- [EXERCISE DESCRIPTION]: Isolate every line in the records below with "ylabel" in it.
--- START DATA LISTING ---
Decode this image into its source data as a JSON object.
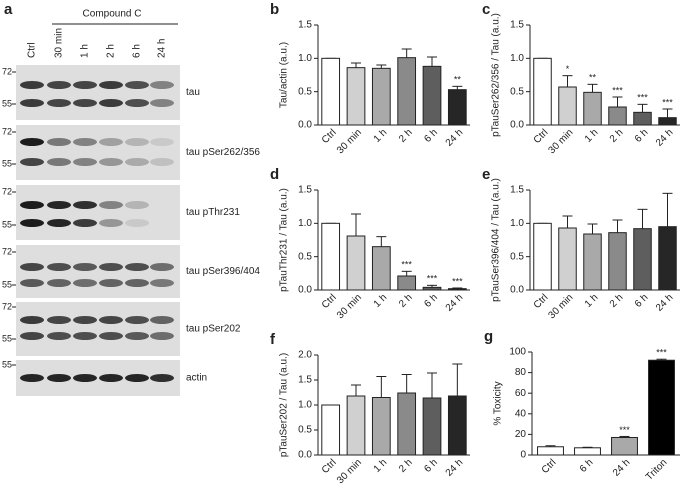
{
  "blot": {
    "label": "a",
    "group": "Compound C",
    "lanes": [
      "Ctrl",
      "30 min",
      "1 h",
      "2 h",
      "6 h",
      "24 h"
    ],
    "rows": [
      {
        "name": "tau",
        "markers": [
          "72",
          "55"
        ]
      },
      {
        "name": "tau pSer262/356",
        "markers": [
          "72",
          "55"
        ]
      },
      {
        "name": "tau pThr231",
        "markers": [
          "72",
          "55"
        ]
      },
      {
        "name": "tau pSer396/404",
        "markers": [
          "72",
          "55"
        ]
      },
      {
        "name": "tau pSer202",
        "markers": [
          "72",
          "55"
        ]
      },
      {
        "name": "actin",
        "markers": [
          "55"
        ]
      }
    ]
  },
  "chart_data": [
    {
      "type": "bar",
      "label": "b",
      "ylabel": "Tau/actin (a.u.)",
      "categories": [
        "Ctrl",
        "30 min",
        "1 h",
        "2 h",
        "6 h",
        "24 h"
      ],
      "values": [
        1,
        0.86,
        0.85,
        1.01,
        0.88,
        0.53
      ],
      "errors": [
        0,
        0.07,
        0.05,
        0.13,
        0.14,
        0.05
      ],
      "annotations": [
        null,
        null,
        null,
        null,
        null,
        "**"
      ],
      "colors": [
        "#ffffff",
        "#d0d0d0",
        "#a9a9a9",
        "#8a8a8a",
        "#5e5e5e",
        "#262626"
      ],
      "ylim": [
        0,
        1.5
      ],
      "yticks": [
        {
          "value": 0,
          "label": "0.0"
        },
        {
          "value": 0.5,
          "label": "0.5"
        },
        {
          "value": 1,
          "label": "1.0"
        },
        {
          "value": 1.5,
          "label": "1.5"
        }
      ]
    },
    {
      "type": "bar",
      "label": "c",
      "ylabel": "pTauSer262/356 / Tau (a.u.)",
      "categories": [
        "Ctrl",
        "30 min",
        "1 h",
        "2 h",
        "6 h",
        "24 h"
      ],
      "values": [
        1,
        0.57,
        0.49,
        0.27,
        0.19,
        0.11
      ],
      "errors": [
        0,
        0.17,
        0.12,
        0.15,
        0.12,
        0.13
      ],
      "annotations": [
        null,
        "*",
        "**",
        "***",
        "***",
        "***"
      ],
      "colors": [
        "#ffffff",
        "#d0d0d0",
        "#a9a9a9",
        "#8a8a8a",
        "#5e5e5e",
        "#262626"
      ],
      "ylim": [
        0,
        1.5
      ],
      "yticks": [
        {
          "value": 0,
          "label": "0.0"
        },
        {
          "value": 0.5,
          "label": "0.5"
        },
        {
          "value": 1,
          "label": "1.0"
        },
        {
          "value": 1.5,
          "label": "1.5"
        }
      ]
    },
    {
      "type": "bar",
      "label": "d",
      "ylabel": "pTauThr231 / Tau (a.u.)",
      "categories": [
        "Ctrl",
        "30 min",
        "1 h",
        "2 h",
        "6 h",
        "24 h"
      ],
      "values": [
        1,
        0.81,
        0.65,
        0.21,
        0.04,
        0.02
      ],
      "errors": [
        0,
        0.33,
        0.15,
        0.07,
        0.03,
        0.01
      ],
      "annotations": [
        null,
        null,
        null,
        "***",
        "***",
        "***"
      ],
      "colors": [
        "#ffffff",
        "#d0d0d0",
        "#a9a9a9",
        "#8a8a8a",
        "#5e5e5e",
        "#262626"
      ],
      "ylim": [
        0,
        1.5
      ],
      "yticks": [
        {
          "value": 0,
          "label": "0.0"
        },
        {
          "value": 0.5,
          "label": "0.5"
        },
        {
          "value": 1,
          "label": "1.0"
        },
        {
          "value": 1.5,
          "label": "1.5"
        }
      ]
    },
    {
      "type": "bar",
      "label": "e",
      "ylabel": "pTauSer396/404 / Tau (a.u.)",
      "categories": [
        "Ctrl",
        "30 min",
        "1 h",
        "2 h",
        "6 h",
        "24 h"
      ],
      "values": [
        1,
        0.93,
        0.84,
        0.86,
        0.92,
        0.95
      ],
      "errors": [
        0,
        0.18,
        0.15,
        0.19,
        0.29,
        0.5
      ],
      "annotations": [
        null,
        null,
        null,
        null,
        null,
        null
      ],
      "colors": [
        "#ffffff",
        "#d0d0d0",
        "#a9a9a9",
        "#8a8a8a",
        "#5e5e5e",
        "#262626"
      ],
      "ylim": [
        0,
        1.5
      ],
      "yticks": [
        {
          "value": 0,
          "label": "0.0"
        },
        {
          "value": 0.5,
          "label": "0.5"
        },
        {
          "value": 1,
          "label": "1.0"
        },
        {
          "value": 1.5,
          "label": "1.5"
        }
      ]
    },
    {
      "type": "bar",
      "label": "f",
      "ylabel": "pTauSer202 / Tau (a.u.)",
      "categories": [
        "Ctrl",
        "30 min",
        "1 h",
        "2 h",
        "6 h",
        "24 h"
      ],
      "values": [
        1,
        1.18,
        1.15,
        1.24,
        1.14,
        1.18
      ],
      "errors": [
        0,
        0.22,
        0.42,
        0.37,
        0.5,
        0.64
      ],
      "annotations": [
        null,
        null,
        null,
        null,
        null,
        null
      ],
      "colors": [
        "#ffffff",
        "#d0d0d0",
        "#a9a9a9",
        "#8a8a8a",
        "#5e5e5e",
        "#262626"
      ],
      "ylim": [
        0,
        2
      ],
      "yticks": [
        {
          "value": 0,
          "label": "0.0"
        },
        {
          "value": 0.5,
          "label": "0.5"
        },
        {
          "value": 1,
          "label": "1.0"
        },
        {
          "value": 1.5,
          "label": "1.5"
        },
        {
          "value": 2,
          "label": "2.0"
        }
      ]
    },
    {
      "type": "bar",
      "label": "g",
      "ylabel": "% Toxicity",
      "categories": [
        "Ctrl",
        "6 h",
        "24 h",
        "Triton"
      ],
      "values": [
        8,
        7,
        17,
        92
      ],
      "errors": [
        1,
        0.5,
        1,
        1
      ],
      "annotations": [
        null,
        null,
        "***",
        "***"
      ],
      "colors": [
        "#ffffff",
        "#ffffff",
        "#a9a9a9",
        "#000000"
      ],
      "ylim": [
        0,
        100
      ],
      "yticks": [
        0,
        20,
        40,
        60,
        80,
        100
      ]
    }
  ]
}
--- END DATA LISTING ---
- [SOLUTION BELOW]:
      "ylabel": "Tau/actin (a.u.)",
      "ylabel": "pTauSer262/356 / Tau (a.u.)",
      "ylabel": "pTauThr231 / Tau (a.u.)",
      "ylabel": "pTauSer396/404 / Tau (a.u.)",
      "ylabel": "pTauSer202 / Tau (a.u.)",
      "ylabel": "% Toxicity",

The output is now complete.